───── Supplied text
Must-read for anyone in business, marketing, or selling -- Jay is a genius!

Must-read for anyone in business, marketing, or selling — Jay is a genius!

Hey there Rainmaker, we’re going to talk business growth strategy in a minute…

But I got a question from one of my clients yesterday that I thought was rather interesting, worth reflecting on here, and that I think leads perfectly into today’s Strategy Thursday lesson.

My client asked me, “Roy, are you still wanting to go into the ‘guru’ business?”

He was curious. I’ve done well with him recently, and because of that maybe he wants to know how long I’ll be around to help him grow his business.

Also, he reads these daily emails, so he’s keeping track of what I’m up to here.

And so we got to talking…

The idea of being a “guru” is a weird one to me…

Even though that’s kind of exactly what I’m doing here at Breakthrough Marketing Secrets… And even though there’s a lot of value that can be generated from having a high profile… I’ve never thought of myself as being one of the “gurus.” Or, as Ben Settle derogatorily refers to them, “goo-roos.”

Yeah, I’m a teacher. And I like students. And doing things to raise my profile doesn’t hurt my business. And occasionally I make some good money off of coaching, teaching, and so on.

But there’s also a stigma about the whole biz that I don’t want to be a part of. A lot of well-known gurus didn’t become that way by doing what they teach. They became that way by colluding with other gurus, sending customers back and forth, selling largely straw-men strategies that have never proven themselves in the market.

Not all — mind you. There are quite a few marketing teachers who are ethical, honest, and only provide advice they think will benefit you, so long as you apply it.

But there are also a ton of fly-by-night snake-oil sellers… More interested in getting your money than helping you make it.

That’s the part of the biz I don’t want to have any association with…

“But what about the people you respect?”
──────────
───── Collected material
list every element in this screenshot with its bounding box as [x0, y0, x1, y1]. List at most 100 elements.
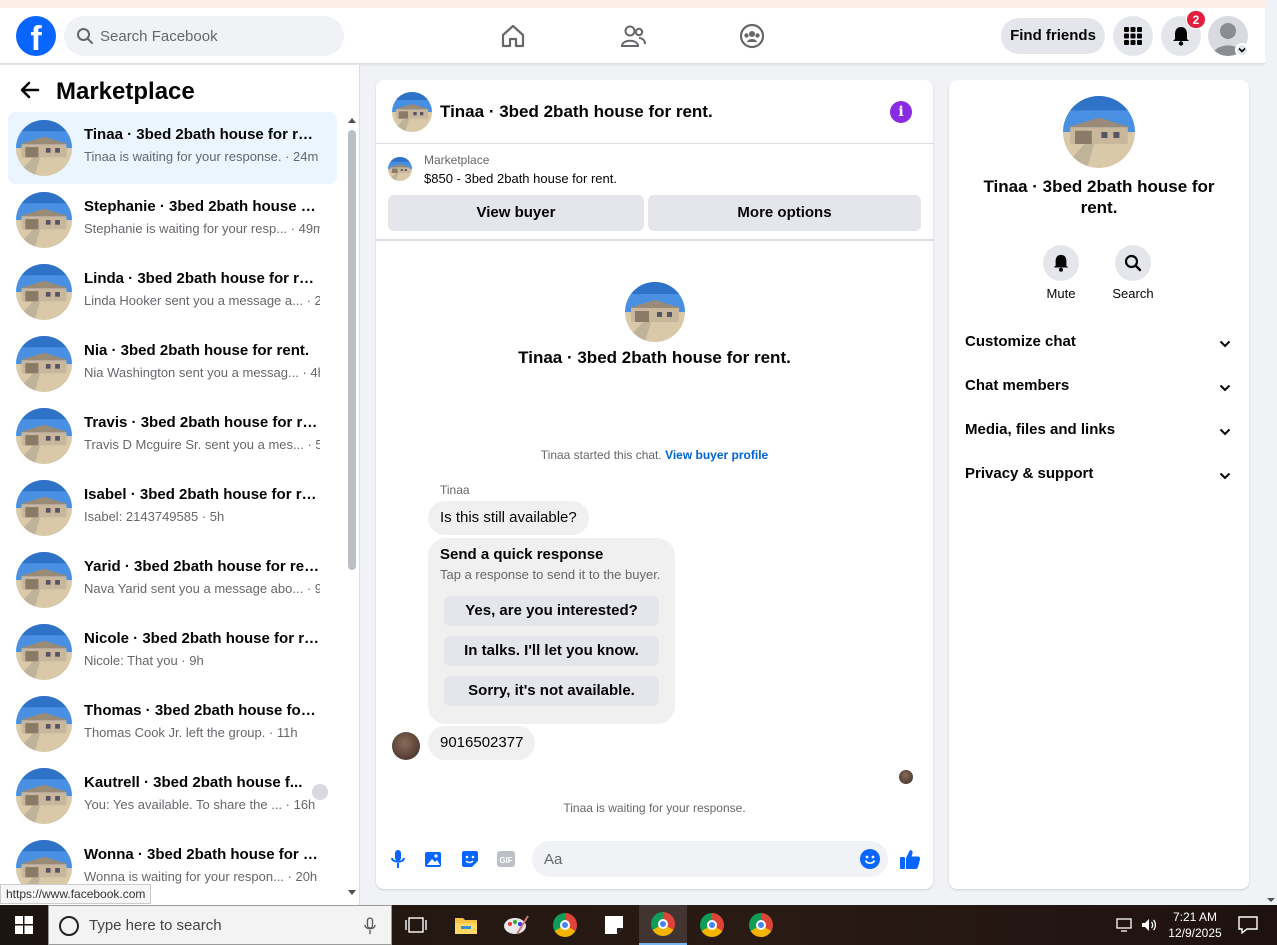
──────────
_Problems_
1. In the email about gurus, shorten the paragraph beginning "But there's also a stigma" while keeping its main facts.
2. In the email about gurus, what does Ben Settle derogatorily call gurus?
3. Do these statements agree with the email about gurus? Answer yes or no for each, quoting the deciding words.
(a) The client asked the question the day before.
(b) The writer says every marketing teacher is a snake-oil seller.
(c) The client reads the writer's daily emails.
Nothing in the material is needed for this work.

_Worked answers_
1. The writer doesn't want to be part of the stigma around the guru business. Many well-known gurus rose not by practicing what they teach but by colluding with one another, trading customers, and selling mostly straw-man strategies that were never proven in the market.

2. "Goo-roos."

3.
(a) Yes: "I got a question from one of my clients yesterday"
(b) No: "Not all — mind you."
(c) Yes: "he reads these daily emails"